[PROBLEM TO SOLVE]
Repeat the records exactly. Every line must match.

— Start —

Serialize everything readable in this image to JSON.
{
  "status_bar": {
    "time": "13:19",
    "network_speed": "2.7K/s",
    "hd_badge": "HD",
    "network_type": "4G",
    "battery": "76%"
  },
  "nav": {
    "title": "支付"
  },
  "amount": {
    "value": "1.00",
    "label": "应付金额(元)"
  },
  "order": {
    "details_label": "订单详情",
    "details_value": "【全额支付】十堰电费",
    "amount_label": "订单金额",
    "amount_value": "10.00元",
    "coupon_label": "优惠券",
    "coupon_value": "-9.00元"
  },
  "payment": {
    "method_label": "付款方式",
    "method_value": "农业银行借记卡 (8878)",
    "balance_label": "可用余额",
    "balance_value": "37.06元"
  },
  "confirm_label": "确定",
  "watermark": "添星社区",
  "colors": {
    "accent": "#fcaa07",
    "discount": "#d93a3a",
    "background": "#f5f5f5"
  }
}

— End —

[CORRECT ANSWER]
Serialize everything readable in this image to JSON.
{
  "status_bar": {
    "time": "13:19",
    "network_speed": "2.7K/s",
    "hd_badge": "HD",
    "network_type": "4G",
    "battery": "76%"
  },
  "nav": {
    "title": "支付"
  },
  "amount": {
    "value": "1.00",
    "label": "应付金额(元)"
  },
  "order": {
    "details_label": "订单详情",
    "details_value": "【全额支付】十堰电费",
    "amount_label": "订单金额",
    "amount_value": "10.00元",
    "coupon_label": "优惠券",
    "coupon_value": "-9.00元"
  },
  "payment": {
    "method_label": "付款方式",
    "method_value": "农业银行借记卡 (8878)",
    "balance_label": "可用余额",
    "balance_value": "37.06元"
  },
  "confirm_label": "确定",
  "watermark": "添星社区",
  "colors": {
    "accent": "#fcaa07",
    "discount": "#d93a3a",
    "background": "#f5f5f5"
  }
}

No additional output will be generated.